(Rows from a figure dataset)
::::

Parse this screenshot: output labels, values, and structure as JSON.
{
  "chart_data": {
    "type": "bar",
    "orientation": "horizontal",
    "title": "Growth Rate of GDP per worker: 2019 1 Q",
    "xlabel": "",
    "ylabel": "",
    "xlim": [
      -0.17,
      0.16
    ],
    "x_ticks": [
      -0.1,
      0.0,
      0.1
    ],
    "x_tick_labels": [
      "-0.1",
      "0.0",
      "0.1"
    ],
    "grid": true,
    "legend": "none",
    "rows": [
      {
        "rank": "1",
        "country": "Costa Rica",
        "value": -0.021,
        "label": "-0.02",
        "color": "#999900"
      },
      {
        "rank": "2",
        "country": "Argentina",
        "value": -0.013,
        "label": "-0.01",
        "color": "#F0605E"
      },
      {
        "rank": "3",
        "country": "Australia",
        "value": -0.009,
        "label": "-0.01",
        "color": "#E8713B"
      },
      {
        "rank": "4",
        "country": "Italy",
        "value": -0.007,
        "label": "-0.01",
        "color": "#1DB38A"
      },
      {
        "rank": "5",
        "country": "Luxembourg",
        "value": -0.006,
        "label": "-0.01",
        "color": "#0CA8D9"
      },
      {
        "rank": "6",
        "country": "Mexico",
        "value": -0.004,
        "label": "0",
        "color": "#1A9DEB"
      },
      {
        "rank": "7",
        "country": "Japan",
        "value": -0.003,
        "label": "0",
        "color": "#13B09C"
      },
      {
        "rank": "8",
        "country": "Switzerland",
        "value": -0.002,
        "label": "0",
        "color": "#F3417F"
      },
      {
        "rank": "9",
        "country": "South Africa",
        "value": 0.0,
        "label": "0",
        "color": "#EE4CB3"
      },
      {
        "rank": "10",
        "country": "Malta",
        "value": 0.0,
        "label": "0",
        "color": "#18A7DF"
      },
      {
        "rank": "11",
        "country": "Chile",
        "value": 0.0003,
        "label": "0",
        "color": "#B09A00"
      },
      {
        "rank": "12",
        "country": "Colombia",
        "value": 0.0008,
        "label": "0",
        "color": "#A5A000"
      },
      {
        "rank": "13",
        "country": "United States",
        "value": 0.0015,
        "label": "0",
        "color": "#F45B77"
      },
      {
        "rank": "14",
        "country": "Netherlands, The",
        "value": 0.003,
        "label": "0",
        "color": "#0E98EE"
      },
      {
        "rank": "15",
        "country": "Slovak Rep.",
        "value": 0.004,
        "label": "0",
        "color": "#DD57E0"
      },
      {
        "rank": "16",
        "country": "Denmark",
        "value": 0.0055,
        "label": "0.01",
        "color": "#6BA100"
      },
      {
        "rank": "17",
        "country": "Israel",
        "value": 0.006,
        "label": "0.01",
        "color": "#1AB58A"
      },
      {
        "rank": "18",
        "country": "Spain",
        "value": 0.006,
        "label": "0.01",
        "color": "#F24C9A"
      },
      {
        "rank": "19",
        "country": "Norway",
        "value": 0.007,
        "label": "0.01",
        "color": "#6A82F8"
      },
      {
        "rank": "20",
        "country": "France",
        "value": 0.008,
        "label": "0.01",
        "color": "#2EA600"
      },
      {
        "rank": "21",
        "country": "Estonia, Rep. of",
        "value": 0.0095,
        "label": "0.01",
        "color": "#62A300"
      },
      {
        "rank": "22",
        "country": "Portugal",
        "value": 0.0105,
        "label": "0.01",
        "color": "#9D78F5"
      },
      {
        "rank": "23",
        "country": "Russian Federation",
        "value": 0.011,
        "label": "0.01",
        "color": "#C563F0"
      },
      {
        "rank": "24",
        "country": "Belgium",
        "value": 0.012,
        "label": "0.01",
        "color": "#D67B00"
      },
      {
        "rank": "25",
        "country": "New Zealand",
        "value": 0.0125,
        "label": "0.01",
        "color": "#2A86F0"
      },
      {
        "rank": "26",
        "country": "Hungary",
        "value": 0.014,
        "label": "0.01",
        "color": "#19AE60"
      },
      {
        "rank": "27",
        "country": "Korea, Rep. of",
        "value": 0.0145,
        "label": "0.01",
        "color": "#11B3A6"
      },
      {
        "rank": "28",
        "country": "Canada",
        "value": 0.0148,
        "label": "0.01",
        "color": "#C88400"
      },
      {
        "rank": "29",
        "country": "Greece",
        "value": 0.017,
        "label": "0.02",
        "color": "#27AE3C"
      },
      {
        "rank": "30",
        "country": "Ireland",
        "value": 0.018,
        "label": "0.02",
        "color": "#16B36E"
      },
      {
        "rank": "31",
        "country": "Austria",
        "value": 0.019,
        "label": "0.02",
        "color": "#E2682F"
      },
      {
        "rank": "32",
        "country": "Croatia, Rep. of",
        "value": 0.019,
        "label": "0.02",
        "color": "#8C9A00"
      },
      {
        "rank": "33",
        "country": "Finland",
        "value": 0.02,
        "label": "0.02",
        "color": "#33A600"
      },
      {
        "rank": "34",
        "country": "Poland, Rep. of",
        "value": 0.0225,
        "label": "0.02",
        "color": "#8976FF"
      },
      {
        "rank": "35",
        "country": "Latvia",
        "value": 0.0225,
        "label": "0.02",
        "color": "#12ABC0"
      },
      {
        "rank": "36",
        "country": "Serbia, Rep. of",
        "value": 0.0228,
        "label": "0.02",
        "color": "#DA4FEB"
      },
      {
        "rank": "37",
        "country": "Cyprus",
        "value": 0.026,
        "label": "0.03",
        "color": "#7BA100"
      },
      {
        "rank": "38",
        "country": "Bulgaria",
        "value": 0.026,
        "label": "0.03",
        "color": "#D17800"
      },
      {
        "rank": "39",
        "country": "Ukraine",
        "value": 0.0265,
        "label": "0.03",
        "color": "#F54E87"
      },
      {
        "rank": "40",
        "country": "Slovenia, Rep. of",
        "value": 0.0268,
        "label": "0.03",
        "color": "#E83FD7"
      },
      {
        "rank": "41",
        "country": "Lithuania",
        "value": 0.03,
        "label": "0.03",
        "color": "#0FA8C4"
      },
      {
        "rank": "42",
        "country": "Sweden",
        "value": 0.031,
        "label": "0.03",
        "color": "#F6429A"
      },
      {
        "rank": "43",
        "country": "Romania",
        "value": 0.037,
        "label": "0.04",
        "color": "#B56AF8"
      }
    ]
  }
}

::::

> **Directive**:
Without omitting anything, output the entries exactly.

> **Solution to the problem**:
Parse this screenshot: output labels, values, and structure as JSON.
{
  "chart_data": {
    "type": "bar",
    "orientation": "horizontal",
    "title": "Growth Rate of GDP per worker: 2019 1 Q",
    "xlabel": "",
    "ylabel": "",
    "xlim": [
      -0.17,
      0.16
    ],
    "x_ticks": [
      -0.1,
      0.0,
      0.1
    ],
    "x_tick_labels": [
      "-0.1",
      "0.0",
      "0.1"
    ],
    "grid": true,
    "legend": "none",
    "rows": [
      {
        "rank": "1",
        "country": "Costa Rica",
        "value": -0.021,
        "label": "-0.02",
        "color": "#999900"
      },
      {
        "rank": "2",
        "country": "Argentina",
        "value": -0.013,
        "label": "-0.01",
        "color": "#F0605E"
      },
      {
        "rank": "3",
        "country": "Australia",
        "value": -0.009,
        "label": "-0.01",
        "color": "#E8713B"
      },
      {
        "rank": "4",
        "country": "Italy",
        "value": -0.007,
        "label": "-0.01",
        "color": "#1DB38A"
      },
      {
        "rank": "5",
        "country": "Luxembourg",
        "value": -0.006,
        "label": "-0.01",
        "color": "#0CA8D9"
      },
      {
        "rank": "6",
        "country": "Mexico",
        "value": -0.004,
        "label": "0",
        "color": "#1A9DEB"
      },
      {
        "rank": "7",
        "country": "Japan",
        "value": -0.003,
        "label": "0",
        "color": "#13B09C"
      },
      {
        "rank": "8",
        "country": "Switzerland",
        "value": -0.002,
        "label": "0",
        "color": "#F3417F"
      },
      {
        "rank": "9",
        "country": "South Africa",
        "value": 0.0,
        "label": "0",
        "color": "#EE4CB3"
      },
      {
        "rank": "10",
        "country": "Malta",
        "value": 0.0,
        "label": "0",
        "color": "#18A7DF"
      },
      {
        "rank": "11",
        "country": "Chile",
        "value": 0.0003,
        "label": "0",
        "color": "#B09A00"
      },
      {
        "rank": "12",
        "country": "Colombia",
        "value": 0.0008,
        "label": "0",
        "color": "#A5A000"
      },
      {
        "rank": "13",
        "country": "United States",
        "value": 0.0015,
        "label": "0",
        "color": "#F45B77"
      },
      {
        "rank": "14",
        "country": "Netherlands, The",
        "value": 0.003,
        "label": "0",
        "color": "#0E98EE"
      },
      {
        "rank": "15",
        "country": "Slovak Rep.",
        "value": 0.004,
        "label": "0",
        "color": "#DD57E0"
      },
      {
        "rank": "16",
        "country": "Denmark",
        "value": 0.0055,
        "label": "0.01",
        "color": "#6BA100"
      },
      {
        "rank": "17",
        "country": "Israel",
        "value": 0.006,
        "label": "0.01",
        "color": "#1AB58A"
      },
      {
        "rank": "18",
        "country": "Spain",
        "value": 0.006,
        "label": "0.01",
        "color": "#F24C9A"
      },
      {
        "rank": "19",
        "country": "Norway",
        "value": 0.007,
        "label": "0.01",
        "color": "#6A82F8"
      },
      {
        "rank": "20",
        "country": "France",
        "value": 0.008,
        "label": "0.01",
        "color": "#2EA600"
      },
      {
        "rank": "21",
        "country": "Estonia, Rep. of",
        "value": 0.0095,
        "label": "0.01",
        "color": "#62A300"
      },
      {
        "rank": "22",
        "country": "Portugal",
        "value": 0.0105,
        "label": "0.01",
        "color": "#9D78F5"
      },
      {
        "rank": "23",
        "country": "Russian Federation",
        "value": 0.011,
        "label": "0.01",
        "color": "#C563F0"
      },
      {
        "rank": "24",
        "country": "Belgium",
        "value": 0.012,
        "label": "0.01",
        "color": "#D67B00"
      },
      {
        "rank": "25",
        "country": "New Zealand",
        "value": 0.0125,
        "label": "0.01",
        "color": "#2A86F0"
      },
      {
        "rank": "26",
        "country": "Hungary",
        "value": 0.014,
        "label": "0.01",
        "color": "#19AE60"
      },
      {
        "rank": "27",
        "country": "Korea, Rep. of",
        "value": 0.0145,
        "label": "0.01",
        "color": "#11B3A6"
      },
      {
        "rank": "28",
        "country": "Canada",
        "value": 0.0148,
        "label": "0.01",
        "color": "#C88400"
      },
      {
        "rank": "29",
        "country": "Greece",
        "value": 0.017,
        "label": "0.02",
        "color": "#27AE3C"
      },
      {
        "rank": "30",
        "country": "Ireland",
        "value": 0.018,
        "label": "0.02",
        "color": "#16B36E"
      },
      {
        "rank": "31",
        "country": "Austria",
        "value": 0.019,
        "label": "0.02",
        "color": "#E2682F"
      },
      {
        "rank": "32",
        "country": "Croatia, Rep. of",
        "value": 0.019,
        "label": "0.02",
        "color": "#8C9A00"
      },
      {
        "rank": "33",
        "country": "Finland",
        "value": 0.02,
        "label": "0.02",
        "color": "#33A600"
      },
      {
        "rank": "34",
        "country": "Poland, Rep. of",
        "value": 0.0225,
        "label": "0.02",
        "color": "#8976FF"
      },
      {
        "rank": "35",
        "country": "Latvia",
        "value": 0.0225,
        "label": "0.02",
        "color": "#12ABC0"
      },
      {
        "rank": "36",
        "country": "Serbia, Rep. of",
        "value": 0.0228,
        "label": "0.02",
        "color": "#DA4FEB"
      },
      {
        "rank": "37",
        "country": "Cyprus",
        "value": 0.026,
        "label": "0.03",
        "color": "#7BA100"
      },
      {
        "rank": "38",
        "country": "Bulgaria",
        "value": 0.026,
        "label": "0.03",
        "color": "#D17800"
      },
      {
        "rank": "39",
        "country": "Ukraine",
        "value": 0.0265,
        "label": "0.03",
        "color": "#F54E87"
      },
      {
        "rank": "40",
        "country": "Slovenia, Rep. of",
        "value": 0.0268,
        "label": "0.03",
        "color": "#E83FD7"
      },
      {
        "rank": "41",
        "country": "Lithuania",
        "value": 0.03,
        "label": "0.03",
        "color": "#0FA8C4"
      },
      {
        "rank": "42",
        "country": "Sweden",
        "value": 0.031,
        "label": "0.03",
        "color": "#F6429A"
      },
      {
        "rank": "43",
        "country": "Romania",
        "value": 0.037,
        "label": "0.04",
        "color": "#B56AF8"
      }
    ]
  }
}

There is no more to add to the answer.